• **GIVEN EXERCISE**:
Skip every image and restate the data word for word.

Stored data entries
--------------------

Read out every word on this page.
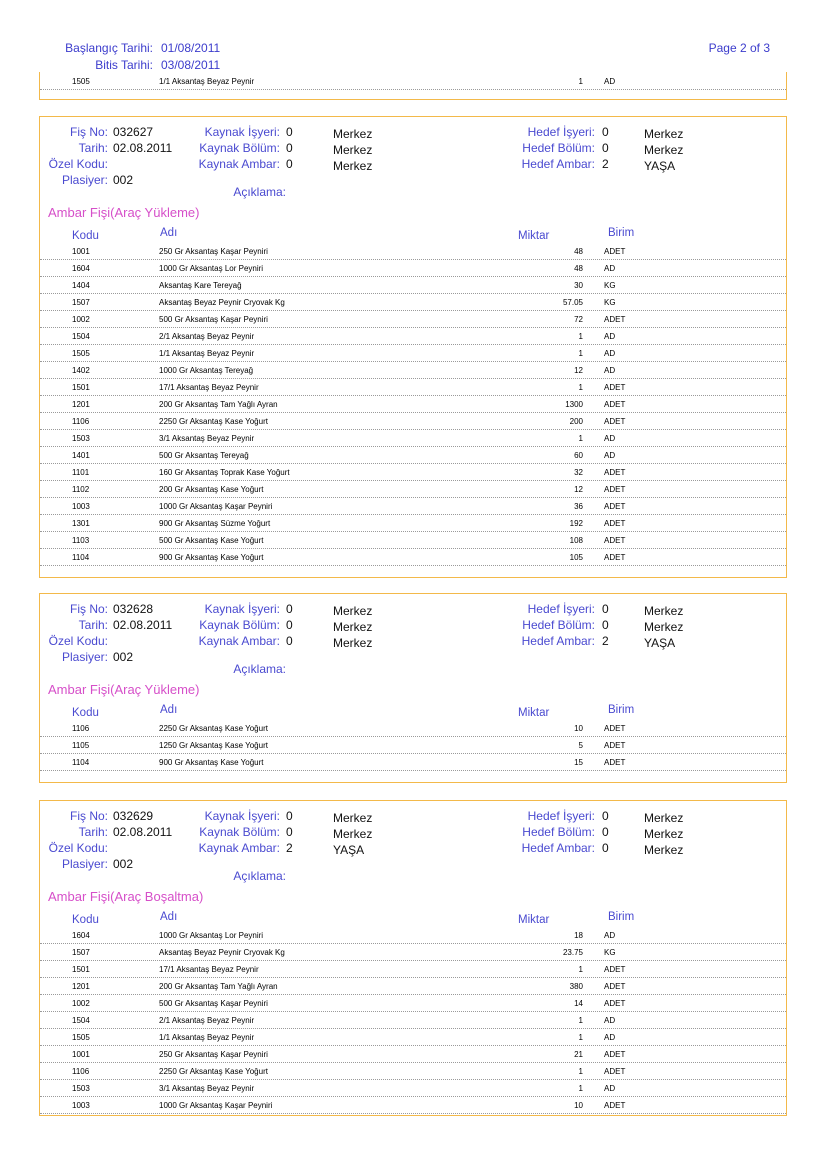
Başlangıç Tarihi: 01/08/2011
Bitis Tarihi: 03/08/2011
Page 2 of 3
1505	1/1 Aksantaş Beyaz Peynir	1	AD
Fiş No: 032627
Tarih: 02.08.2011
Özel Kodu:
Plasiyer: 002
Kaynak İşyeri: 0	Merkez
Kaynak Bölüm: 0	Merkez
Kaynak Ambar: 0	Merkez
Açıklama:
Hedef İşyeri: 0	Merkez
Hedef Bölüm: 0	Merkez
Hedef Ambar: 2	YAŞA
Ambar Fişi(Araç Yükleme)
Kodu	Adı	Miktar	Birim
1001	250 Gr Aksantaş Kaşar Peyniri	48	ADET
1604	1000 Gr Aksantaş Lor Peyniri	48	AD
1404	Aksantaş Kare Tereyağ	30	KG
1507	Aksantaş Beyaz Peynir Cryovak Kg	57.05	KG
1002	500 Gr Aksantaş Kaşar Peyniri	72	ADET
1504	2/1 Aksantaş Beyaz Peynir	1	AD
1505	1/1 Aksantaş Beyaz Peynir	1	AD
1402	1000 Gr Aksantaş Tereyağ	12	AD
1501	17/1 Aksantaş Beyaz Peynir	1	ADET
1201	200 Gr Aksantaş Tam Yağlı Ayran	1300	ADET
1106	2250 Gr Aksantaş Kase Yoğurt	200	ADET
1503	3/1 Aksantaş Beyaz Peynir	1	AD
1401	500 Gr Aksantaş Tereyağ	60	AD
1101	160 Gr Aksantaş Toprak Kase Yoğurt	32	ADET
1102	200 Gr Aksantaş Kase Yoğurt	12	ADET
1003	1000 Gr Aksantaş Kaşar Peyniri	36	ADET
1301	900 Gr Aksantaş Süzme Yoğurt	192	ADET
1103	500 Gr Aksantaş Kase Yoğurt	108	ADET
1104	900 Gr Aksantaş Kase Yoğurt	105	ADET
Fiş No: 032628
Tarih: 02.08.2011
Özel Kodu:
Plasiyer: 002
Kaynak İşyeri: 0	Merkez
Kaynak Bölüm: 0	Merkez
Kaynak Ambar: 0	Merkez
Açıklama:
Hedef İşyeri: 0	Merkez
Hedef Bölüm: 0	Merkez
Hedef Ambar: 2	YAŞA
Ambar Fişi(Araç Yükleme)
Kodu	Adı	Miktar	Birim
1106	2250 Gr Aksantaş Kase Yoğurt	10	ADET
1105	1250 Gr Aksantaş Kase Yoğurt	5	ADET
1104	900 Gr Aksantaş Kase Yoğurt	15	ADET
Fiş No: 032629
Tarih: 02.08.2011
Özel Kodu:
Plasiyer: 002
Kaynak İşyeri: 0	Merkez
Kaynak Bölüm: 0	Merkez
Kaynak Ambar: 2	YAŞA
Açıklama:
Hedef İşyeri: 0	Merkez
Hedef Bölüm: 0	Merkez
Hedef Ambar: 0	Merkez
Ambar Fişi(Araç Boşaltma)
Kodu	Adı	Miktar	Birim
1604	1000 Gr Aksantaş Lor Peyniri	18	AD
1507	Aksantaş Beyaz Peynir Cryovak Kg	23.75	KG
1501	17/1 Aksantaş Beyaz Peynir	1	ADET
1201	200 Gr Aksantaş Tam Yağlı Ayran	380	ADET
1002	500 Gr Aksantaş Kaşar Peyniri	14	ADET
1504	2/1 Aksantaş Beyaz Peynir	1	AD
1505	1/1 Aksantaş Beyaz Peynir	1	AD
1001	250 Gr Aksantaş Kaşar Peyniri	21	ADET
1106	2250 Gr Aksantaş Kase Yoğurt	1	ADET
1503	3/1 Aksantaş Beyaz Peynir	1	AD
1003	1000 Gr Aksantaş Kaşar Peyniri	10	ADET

--------------------

• **EXERCISE SOLUTION**:
Read out every word on this page.
Başlangıç Tarihi: 01/08/2011
Bitis Tarihi: 03/08/2011
Page 2 of 3
1505	1/1 Aksantaş Beyaz Peynir	1	AD
Fiş No: 032627
Tarih: 02.08.2011
Özel Kodu:
Plasiyer: 002
Kaynak İşyeri: 0	Merkez
Kaynak Bölüm: 0	Merkez
Kaynak Ambar: 0	Merkez
Açıklama:
Hedef İşyeri: 0	Merkez
Hedef Bölüm: 0	Merkez
Hedef Ambar: 2	YAŞA
Ambar Fişi(Araç Yükleme)
Kodu	Adı	Miktar	Birim
1001	250 Gr Aksantaş Kaşar Peyniri	48	ADET
1604	1000 Gr Aksantaş Lor Peyniri	48	AD
1404	Aksantaş Kare Tereyağ	30	KG
1507	Aksantaş Beyaz Peynir Cryovak Kg	57.05	KG
1002	500 Gr Aksantaş Kaşar Peyniri	72	ADET
1504	2/1 Aksantaş Beyaz Peynir	1	AD
1505	1/1 Aksantaş Beyaz Peynir	1	AD
1402	1000 Gr Aksantaş Tereyağ	12	AD
1501	17/1 Aksantaş Beyaz Peynir	1	ADET
1201	200 Gr Aksantaş Tam Yağlı Ayran	1300	ADET
1106	2250 Gr Aksantaş Kase Yoğurt	200	ADET
1503	3/1 Aksantaş Beyaz Peynir	1	AD
1401	500 Gr Aksantaş Tereyağ	60	AD
1101	160 Gr Aksantaş Toprak Kase Yoğurt	32	ADET
1102	200 Gr Aksantaş Kase Yoğurt	12	ADET
1003	1000 Gr Aksantaş Kaşar Peyniri	36	ADET
1301	900 Gr Aksantaş Süzme Yoğurt	192	ADET
1103	500 Gr Aksantaş Kase Yoğurt	108	ADET
1104	900 Gr Aksantaş Kase Yoğurt	105	ADET
Fiş No: 032628
Tarih: 02.08.2011
Özel Kodu:
Plasiyer: 002
Kaynak İşyeri: 0	Merkez
Kaynak Bölüm: 0	Merkez
Kaynak Ambar: 0	Merkez
Açıklama:
Hedef İşyeri: 0	Merkez
Hedef Bölüm: 0	Merkez
Hedef Ambar: 2	YAŞA
Ambar Fişi(Araç Yükleme)
Kodu	Adı	Miktar	Birim
1106	2250 Gr Aksantaş Kase Yoğurt	10	ADET
1105	1250 Gr Aksantaş Kase Yoğurt	5	ADET
1104	900 Gr Aksantaş Kase Yoğurt	15	ADET
Fiş No: 032629
Tarih: 02.08.2011
Özel Kodu:
Plasiyer: 002
Kaynak İşyeri: 0	Merkez
Kaynak Bölüm: 0	Merkez
Kaynak Ambar: 2	YAŞA
Açıklama:
Hedef İşyeri: 0	Merkez
Hedef Bölüm: 0	Merkez
Hedef Ambar: 0	Merkez
Ambar Fişi(Araç Boşaltma)
Kodu	Adı	Miktar	Birim
1604	1000 Gr Aksantaş Lor Peyniri	18	AD
1507	Aksantaş Beyaz Peynir Cryovak Kg	23.75	KG
1501	17/1 Aksantaş Beyaz Peynir	1	ADET
1201	200 Gr Aksantaş Tam Yağlı Ayran	380	ADET
1002	500 Gr Aksantaş Kaşar Peyniri	14	ADET
1504	2/1 Aksantaş Beyaz Peynir	1	AD
1505	1/1 Aksantaş Beyaz Peynir	1	AD
1001	250 Gr Aksantaş Kaşar Peyniri	21	ADET
1106	2250 Gr Aksantaş Kase Yoğurt	1	ADET
1503	3/1 Aksantaş Beyaz Peynir	1	AD
1003	1000 Gr Aksantaş Kaşar Peyniri	10	ADET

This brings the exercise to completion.